YOUR OBJECTIVE >> Every line of the records must be repeated exactly; pictures stay out.

[Figure record extracts]
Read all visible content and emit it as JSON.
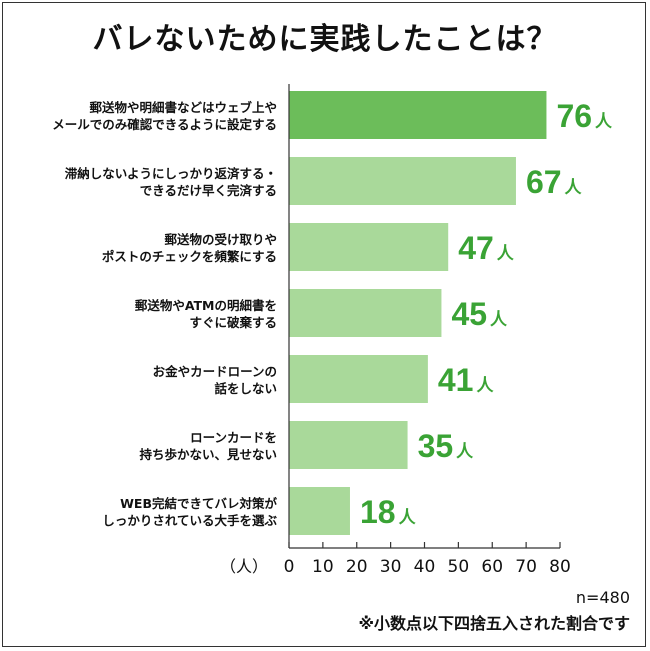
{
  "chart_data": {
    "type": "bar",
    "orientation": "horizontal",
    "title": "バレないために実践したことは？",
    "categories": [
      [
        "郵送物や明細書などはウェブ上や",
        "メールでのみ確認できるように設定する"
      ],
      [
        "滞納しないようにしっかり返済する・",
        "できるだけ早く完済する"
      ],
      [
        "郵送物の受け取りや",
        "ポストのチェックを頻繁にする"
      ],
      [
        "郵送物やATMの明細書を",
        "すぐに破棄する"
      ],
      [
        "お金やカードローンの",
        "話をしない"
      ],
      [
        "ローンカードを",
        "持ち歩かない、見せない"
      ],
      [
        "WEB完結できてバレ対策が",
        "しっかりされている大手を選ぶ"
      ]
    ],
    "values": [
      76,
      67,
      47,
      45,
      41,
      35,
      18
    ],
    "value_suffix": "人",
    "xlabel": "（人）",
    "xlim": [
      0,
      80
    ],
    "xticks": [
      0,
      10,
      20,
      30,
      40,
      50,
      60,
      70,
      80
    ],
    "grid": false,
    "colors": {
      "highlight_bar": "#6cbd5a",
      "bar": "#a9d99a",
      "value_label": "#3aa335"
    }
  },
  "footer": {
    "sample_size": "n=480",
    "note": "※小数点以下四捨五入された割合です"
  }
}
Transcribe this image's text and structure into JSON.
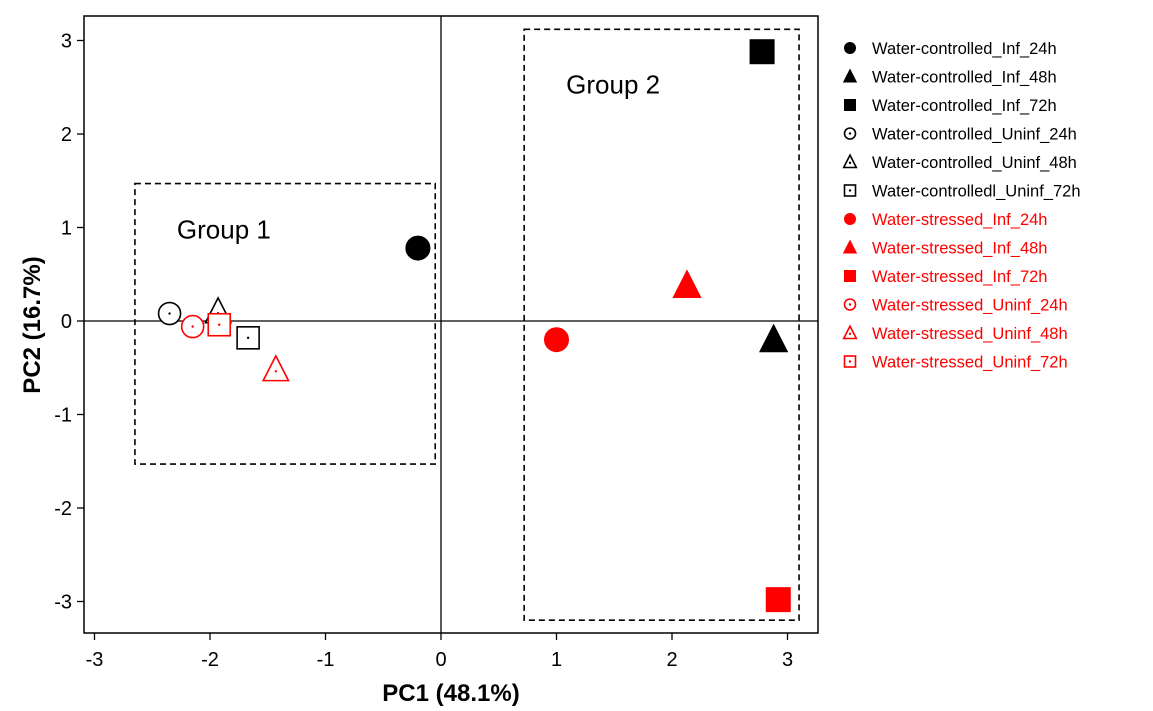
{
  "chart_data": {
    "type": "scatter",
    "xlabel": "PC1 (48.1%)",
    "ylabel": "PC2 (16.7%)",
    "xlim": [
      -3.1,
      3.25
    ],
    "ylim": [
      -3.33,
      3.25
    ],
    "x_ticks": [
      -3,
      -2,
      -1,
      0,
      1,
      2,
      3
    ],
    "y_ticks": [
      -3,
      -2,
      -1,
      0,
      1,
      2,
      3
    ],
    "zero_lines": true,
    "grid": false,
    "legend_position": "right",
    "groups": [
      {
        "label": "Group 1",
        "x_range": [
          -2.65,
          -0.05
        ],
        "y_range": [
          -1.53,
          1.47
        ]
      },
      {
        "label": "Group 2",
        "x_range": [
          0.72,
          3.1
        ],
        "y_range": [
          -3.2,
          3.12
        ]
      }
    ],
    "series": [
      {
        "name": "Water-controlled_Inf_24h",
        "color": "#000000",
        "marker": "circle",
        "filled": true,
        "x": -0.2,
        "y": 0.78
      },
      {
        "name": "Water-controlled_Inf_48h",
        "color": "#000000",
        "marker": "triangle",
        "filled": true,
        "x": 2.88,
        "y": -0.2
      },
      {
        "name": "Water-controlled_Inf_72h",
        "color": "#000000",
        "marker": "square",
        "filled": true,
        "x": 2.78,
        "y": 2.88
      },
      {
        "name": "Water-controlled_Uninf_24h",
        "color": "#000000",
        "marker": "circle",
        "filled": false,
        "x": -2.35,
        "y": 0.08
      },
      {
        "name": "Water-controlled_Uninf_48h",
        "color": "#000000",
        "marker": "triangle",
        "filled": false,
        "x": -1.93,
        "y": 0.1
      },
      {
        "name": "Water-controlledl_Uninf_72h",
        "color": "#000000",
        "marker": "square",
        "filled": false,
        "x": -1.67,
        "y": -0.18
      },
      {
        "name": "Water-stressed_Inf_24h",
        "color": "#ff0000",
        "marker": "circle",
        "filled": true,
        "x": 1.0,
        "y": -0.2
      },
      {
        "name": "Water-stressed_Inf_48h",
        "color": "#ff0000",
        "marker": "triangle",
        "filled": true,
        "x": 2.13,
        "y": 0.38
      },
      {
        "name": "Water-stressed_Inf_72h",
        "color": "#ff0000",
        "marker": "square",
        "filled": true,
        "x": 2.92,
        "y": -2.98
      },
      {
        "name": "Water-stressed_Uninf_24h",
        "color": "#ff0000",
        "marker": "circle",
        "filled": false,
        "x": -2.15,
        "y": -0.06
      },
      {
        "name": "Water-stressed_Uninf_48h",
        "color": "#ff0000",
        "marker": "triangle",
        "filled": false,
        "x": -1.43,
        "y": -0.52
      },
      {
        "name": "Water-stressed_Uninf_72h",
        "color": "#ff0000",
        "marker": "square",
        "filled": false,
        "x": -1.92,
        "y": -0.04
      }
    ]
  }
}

FULL RESPONSE >>
Read all visible content and emit it as JSON.
{
  "chart_data": {
    "type": "bar",
    "orientation": "horizontal",
    "title": "バレないために実践したことは？",
    "categories": [
      [
        "郵送物や明細書などはウェブ上や",
        "メールでのみ確認できるように設定する"
      ],
      [
        "滞納しないようにしっかり返済する・",
        "できるだけ早く完済する"
      ],
      [
        "郵送物の受け取りや",
        "ポストのチェックを頻繁にする"
      ],
      [
        "郵送物やATMの明細書を",
        "すぐに破棄する"
      ],
      [
        "お金やカードローンの",
        "話をしない"
      ],
      [
        "ローンカードを",
        "持ち歩かない、見せない"
      ],
      [
        "WEB完結できてバレ対策が",
        "しっかりされている大手を選ぶ"
      ]
    ],
    "values": [
      76,
      67,
      47,
      45,
      41,
      35,
      18
    ],
    "value_suffix": "人",
    "xlabel": "（人）",
    "xlim": [
      0,
      80
    ],
    "xticks": [
      0,
      10,
      20,
      30,
      40,
      50,
      60,
      70,
      80
    ],
    "grid": false,
    "colors": {
      "highlight_bar": "#6cbd5a",
      "bar": "#a9d99a",
      "value_label": "#3aa335"
    }
  },
  "footer": {
    "sample_size": "n=480",
    "note": "※小数点以下四捨五入された割合です"
  }
}
Transcribe this image's text and structure into JSON.
{
  "chart_data": {
    "type": "scatter",
    "xlabel": "PC1 (48.1%)",
    "ylabel": "PC2 (16.7%)",
    "xlim": [
      -3.1,
      3.25
    ],
    "ylim": [
      -3.33,
      3.25
    ],
    "x_ticks": [
      -3,
      -2,
      -1,
      0,
      1,
      2,
      3
    ],
    "y_ticks": [
      -3,
      -2,
      -1,
      0,
      1,
      2,
      3
    ],
    "zero_lines": true,
    "grid": false,
    "legend_position": "right",
    "groups": [
      {
        "label": "Group 1",
        "x_range": [
          -2.65,
          -0.05
        ],
        "y_range": [
          -1.53,
          1.47
        ]
      },
      {
        "label": "Group 2",
        "x_range": [
          0.72,
          3.1
        ],
        "y_range": [
          -3.2,
          3.12
        ]
      }
    ],
    "series": [
      {
        "name": "Water-controlled_Inf_24h",
        "color": "#000000",
        "marker": "circle",
        "filled": true,
        "x": -0.2,
        "y": 0.78
      },
      {
        "name": "Water-controlled_Inf_48h",
        "color": "#000000",
        "marker": "triangle",
        "filled": true,
        "x": 2.88,
        "y": -0.2
      },
      {
        "name": "Water-controlled_Inf_72h",
        "color": "#000000",
        "marker": "square",
        "filled": true,
        "x": 2.78,
        "y": 2.88
      },
      {
        "name": "Water-controlled_Uninf_24h",
        "color": "#000000",
        "marker": "circle",
        "filled": false,
        "x": -2.35,
        "y": 0.08
      },
      {
        "name": "Water-controlled_Uninf_48h",
        "color": "#000000",
        "marker": "triangle",
        "filled": false,
        "x": -1.93,
        "y": 0.1
      },
      {
        "name": "Water-controlledl_Uninf_72h",
        "color": "#000000",
        "marker": "square",
        "filled": false,
        "x": -1.67,
        "y": -0.18
      },
      {
        "name": "Water-stressed_Inf_24h",
        "color": "#ff0000",
        "marker": "circle",
        "filled": true,
        "x": 1.0,
        "y": -0.2
      },
      {
        "name": "Water-stressed_Inf_48h",
        "color": "#ff0000",
        "marker": "triangle",
        "filled": true,
        "x": 2.13,
        "y": 0.38
      },
      {
        "name": "Water-stressed_Inf_72h",
        "color": "#ff0000",
        "marker": "square",
        "filled": true,
        "x": 2.92,
        "y": -2.98
      },
      {
        "name": "Water-stressed_Uninf_24h",
        "color": "#ff0000",
        "marker": "circle",
        "filled": false,
        "x": -2.15,
        "y": -0.06
      },
      {
        "name": "Water-stressed_Uninf_48h",
        "color": "#ff0000",
        "marker": "triangle",
        "filled": false,
        "x": -1.43,
        "y": -0.52
      },
      {
        "name": "Water-stressed_Uninf_72h",
        "color": "#ff0000",
        "marker": "square",
        "filled": false,
        "x": -1.92,
        "y": -0.04
      }
    ]
  }
}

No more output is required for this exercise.